== Supplied data ==
• • • • •
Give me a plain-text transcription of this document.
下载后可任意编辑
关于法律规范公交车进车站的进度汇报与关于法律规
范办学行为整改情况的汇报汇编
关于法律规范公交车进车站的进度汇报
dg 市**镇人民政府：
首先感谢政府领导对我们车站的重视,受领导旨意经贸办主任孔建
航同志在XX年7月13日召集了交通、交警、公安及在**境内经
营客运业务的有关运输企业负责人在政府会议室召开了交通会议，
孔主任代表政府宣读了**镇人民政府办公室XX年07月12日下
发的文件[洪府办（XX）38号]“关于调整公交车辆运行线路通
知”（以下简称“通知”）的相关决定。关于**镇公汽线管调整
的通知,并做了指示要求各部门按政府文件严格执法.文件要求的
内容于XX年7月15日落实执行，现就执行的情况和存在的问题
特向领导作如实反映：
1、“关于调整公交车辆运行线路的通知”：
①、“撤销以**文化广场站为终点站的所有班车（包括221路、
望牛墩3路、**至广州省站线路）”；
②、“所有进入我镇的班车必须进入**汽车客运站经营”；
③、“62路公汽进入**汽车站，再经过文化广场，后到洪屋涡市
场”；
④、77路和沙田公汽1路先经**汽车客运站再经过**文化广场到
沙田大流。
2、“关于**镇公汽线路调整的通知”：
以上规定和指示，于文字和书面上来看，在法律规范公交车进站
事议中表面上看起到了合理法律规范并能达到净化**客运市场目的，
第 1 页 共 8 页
• • • • •
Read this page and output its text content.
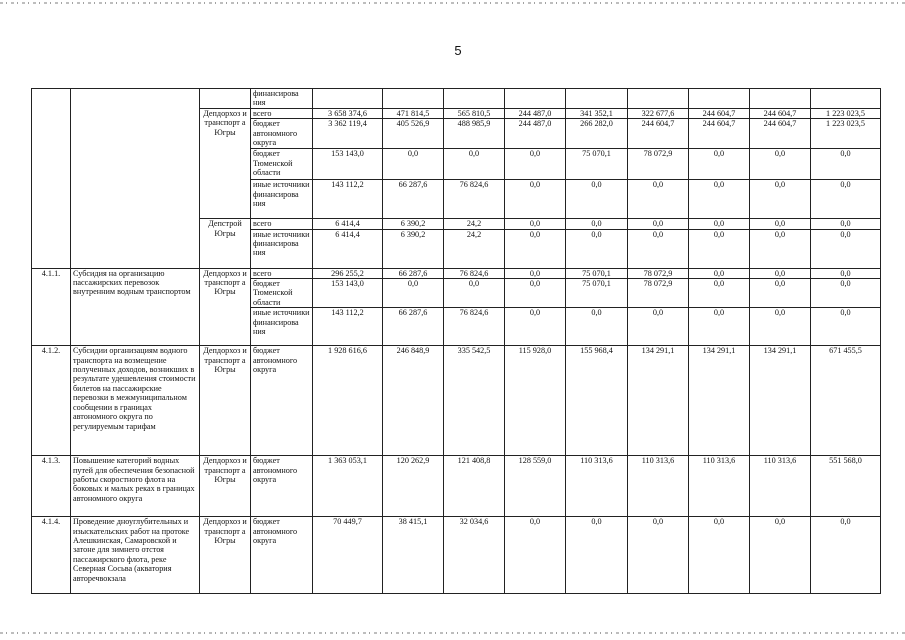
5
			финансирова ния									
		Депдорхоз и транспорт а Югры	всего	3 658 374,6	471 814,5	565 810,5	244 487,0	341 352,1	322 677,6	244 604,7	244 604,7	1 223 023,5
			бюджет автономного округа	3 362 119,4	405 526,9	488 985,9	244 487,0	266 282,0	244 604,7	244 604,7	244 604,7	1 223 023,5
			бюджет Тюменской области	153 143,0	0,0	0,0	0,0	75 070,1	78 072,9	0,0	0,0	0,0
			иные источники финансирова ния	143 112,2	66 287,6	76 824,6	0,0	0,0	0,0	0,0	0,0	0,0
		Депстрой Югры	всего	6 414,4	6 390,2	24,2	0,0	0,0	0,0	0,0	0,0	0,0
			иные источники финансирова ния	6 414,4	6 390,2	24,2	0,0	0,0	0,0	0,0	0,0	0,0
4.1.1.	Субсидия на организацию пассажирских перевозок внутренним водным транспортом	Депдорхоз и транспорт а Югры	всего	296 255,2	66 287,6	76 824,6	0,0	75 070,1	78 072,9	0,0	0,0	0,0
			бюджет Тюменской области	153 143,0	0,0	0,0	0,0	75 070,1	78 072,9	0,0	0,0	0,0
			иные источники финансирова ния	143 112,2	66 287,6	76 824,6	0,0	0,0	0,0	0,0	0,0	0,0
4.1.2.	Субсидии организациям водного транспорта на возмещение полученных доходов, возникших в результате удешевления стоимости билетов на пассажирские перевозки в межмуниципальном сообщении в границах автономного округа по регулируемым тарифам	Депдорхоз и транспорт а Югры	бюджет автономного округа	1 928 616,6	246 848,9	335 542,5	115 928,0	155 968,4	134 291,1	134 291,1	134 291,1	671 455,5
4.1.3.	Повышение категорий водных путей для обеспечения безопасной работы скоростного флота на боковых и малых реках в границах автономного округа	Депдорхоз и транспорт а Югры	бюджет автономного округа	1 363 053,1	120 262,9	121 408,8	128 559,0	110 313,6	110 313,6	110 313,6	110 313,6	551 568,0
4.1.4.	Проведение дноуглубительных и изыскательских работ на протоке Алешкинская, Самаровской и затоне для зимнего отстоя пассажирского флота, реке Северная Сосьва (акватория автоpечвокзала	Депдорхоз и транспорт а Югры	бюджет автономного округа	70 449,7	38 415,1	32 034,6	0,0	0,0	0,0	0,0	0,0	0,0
• • • • •
== What you should do ==
Scan the entries above for the word "всего" and collect each line holding it.

== Finished task ==
		Депдорхоз и транспорт а Югры	всего	3 658 374,6	471 814,5	565 810,5	244 487,0	341 352,1	322 677,6	244 604,7	244 604,7	1 223 023,5
		Депстрой Югры	всего	6 414,4	6 390,2	24,2	0,0	0,0	0,0	0,0	0,0	0,0
4.1.1.	Субсидия на организацию пассажирских перевозок внутренним водным транспортом	Депдорхоз и транспорт а Югры	всего	296 255,2	66 287,6	76 824,6	0,0	75 070,1	78 072,9	0,0	0,0	0,0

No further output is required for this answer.